REQUIREMENT: Copy every line of the data that contains the string "Herrn".

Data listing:
-- -- --
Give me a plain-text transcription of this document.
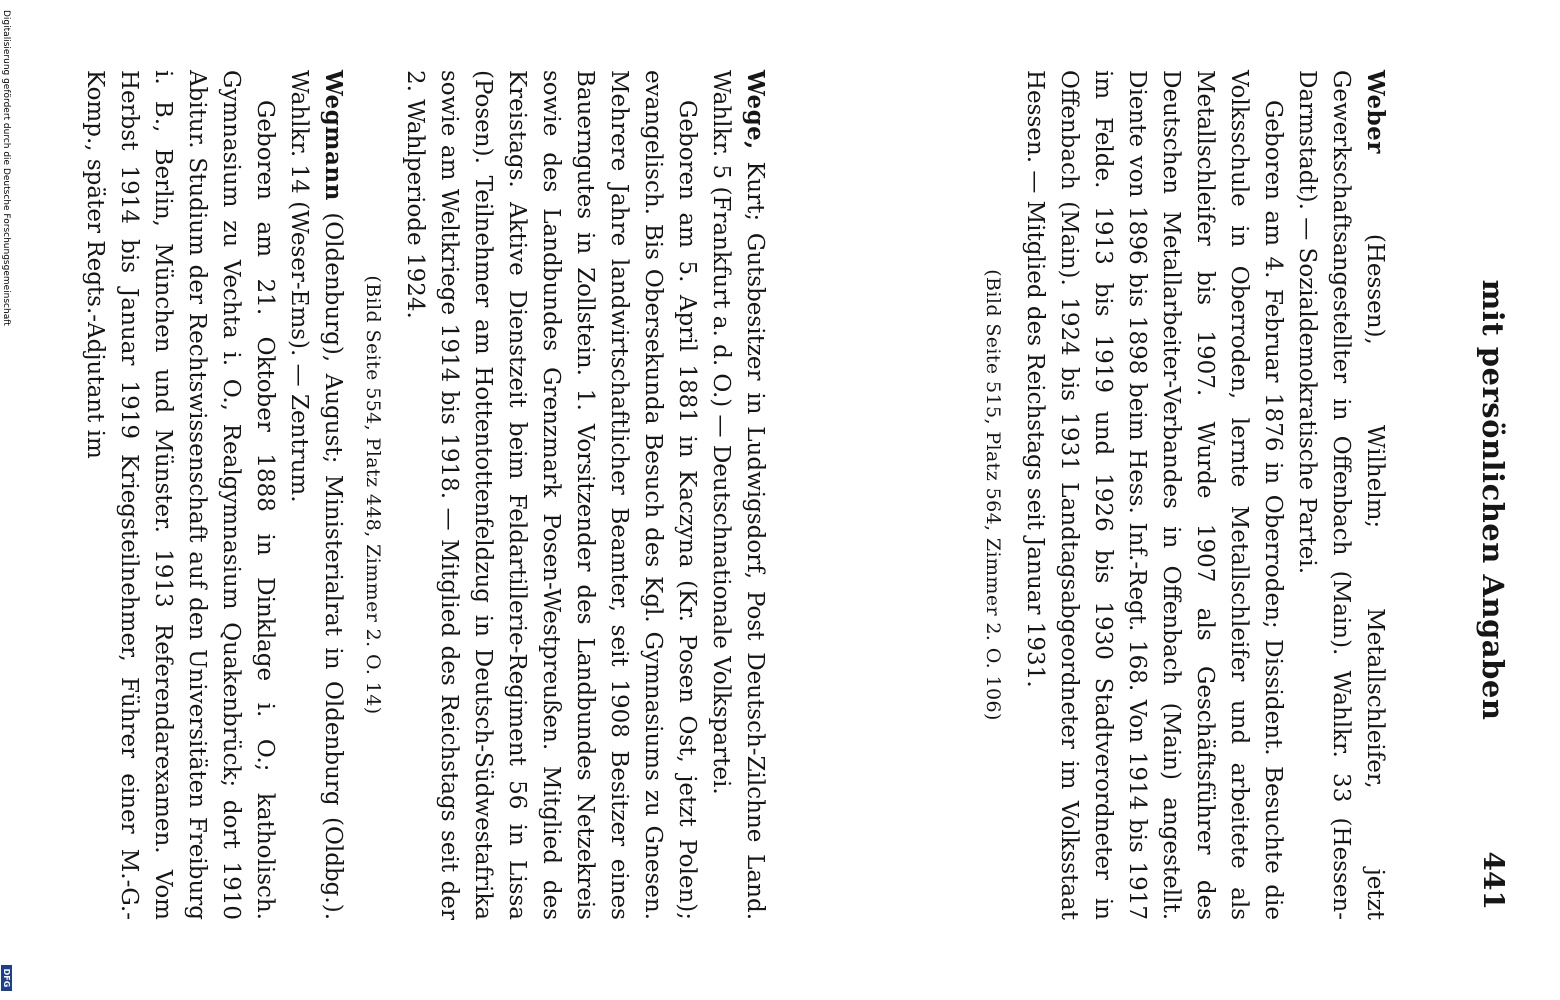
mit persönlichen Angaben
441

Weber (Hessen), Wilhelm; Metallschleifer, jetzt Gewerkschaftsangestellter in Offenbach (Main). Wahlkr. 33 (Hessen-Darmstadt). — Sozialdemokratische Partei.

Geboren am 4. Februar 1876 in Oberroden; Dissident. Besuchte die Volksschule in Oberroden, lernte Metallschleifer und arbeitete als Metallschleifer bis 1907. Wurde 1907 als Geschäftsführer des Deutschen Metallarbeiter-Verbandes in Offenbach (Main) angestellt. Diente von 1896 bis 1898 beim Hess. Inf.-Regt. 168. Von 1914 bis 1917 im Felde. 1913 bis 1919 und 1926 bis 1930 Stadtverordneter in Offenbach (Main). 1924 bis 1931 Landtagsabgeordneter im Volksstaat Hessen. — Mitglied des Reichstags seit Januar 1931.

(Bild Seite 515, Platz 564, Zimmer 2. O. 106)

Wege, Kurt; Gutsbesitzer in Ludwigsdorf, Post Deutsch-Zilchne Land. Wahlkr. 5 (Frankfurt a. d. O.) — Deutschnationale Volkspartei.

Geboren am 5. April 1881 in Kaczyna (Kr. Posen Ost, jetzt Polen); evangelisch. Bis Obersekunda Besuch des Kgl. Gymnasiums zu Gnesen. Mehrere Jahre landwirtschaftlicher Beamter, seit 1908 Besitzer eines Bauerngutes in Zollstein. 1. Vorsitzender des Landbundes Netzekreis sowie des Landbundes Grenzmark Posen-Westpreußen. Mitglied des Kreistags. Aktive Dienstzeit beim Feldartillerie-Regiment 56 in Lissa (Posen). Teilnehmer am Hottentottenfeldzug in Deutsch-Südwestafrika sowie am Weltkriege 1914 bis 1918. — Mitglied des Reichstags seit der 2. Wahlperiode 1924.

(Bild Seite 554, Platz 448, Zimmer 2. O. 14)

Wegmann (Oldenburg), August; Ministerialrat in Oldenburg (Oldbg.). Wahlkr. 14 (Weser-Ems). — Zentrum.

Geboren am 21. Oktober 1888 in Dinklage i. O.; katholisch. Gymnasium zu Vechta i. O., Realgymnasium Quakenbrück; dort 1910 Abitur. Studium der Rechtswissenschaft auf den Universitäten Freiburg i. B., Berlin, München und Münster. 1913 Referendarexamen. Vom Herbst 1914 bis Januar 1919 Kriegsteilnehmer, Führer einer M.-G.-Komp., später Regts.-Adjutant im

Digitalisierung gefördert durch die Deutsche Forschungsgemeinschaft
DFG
-- -- --
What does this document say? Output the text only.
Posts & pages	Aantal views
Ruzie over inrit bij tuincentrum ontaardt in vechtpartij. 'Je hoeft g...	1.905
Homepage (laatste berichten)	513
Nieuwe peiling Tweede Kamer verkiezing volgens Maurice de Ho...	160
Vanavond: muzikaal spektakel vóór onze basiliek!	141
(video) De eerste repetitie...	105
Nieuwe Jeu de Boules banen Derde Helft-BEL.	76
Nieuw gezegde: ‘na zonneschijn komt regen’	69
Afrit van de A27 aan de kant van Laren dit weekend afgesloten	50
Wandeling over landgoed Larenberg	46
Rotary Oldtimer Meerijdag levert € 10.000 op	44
-- -- --
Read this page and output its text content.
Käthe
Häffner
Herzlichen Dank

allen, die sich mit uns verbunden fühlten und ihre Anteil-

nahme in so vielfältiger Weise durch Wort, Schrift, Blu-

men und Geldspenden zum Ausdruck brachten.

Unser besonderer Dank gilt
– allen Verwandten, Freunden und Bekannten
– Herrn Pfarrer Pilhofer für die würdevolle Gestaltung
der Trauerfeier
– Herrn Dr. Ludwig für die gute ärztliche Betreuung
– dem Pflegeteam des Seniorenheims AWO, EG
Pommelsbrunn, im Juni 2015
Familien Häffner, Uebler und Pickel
-- -- --
SOLUTION:
– Herrn Pfarrer Pilhofer für die würdevolle Gestaltung
– Herrn Dr. Ludwig für die gute ärztliche Betreuung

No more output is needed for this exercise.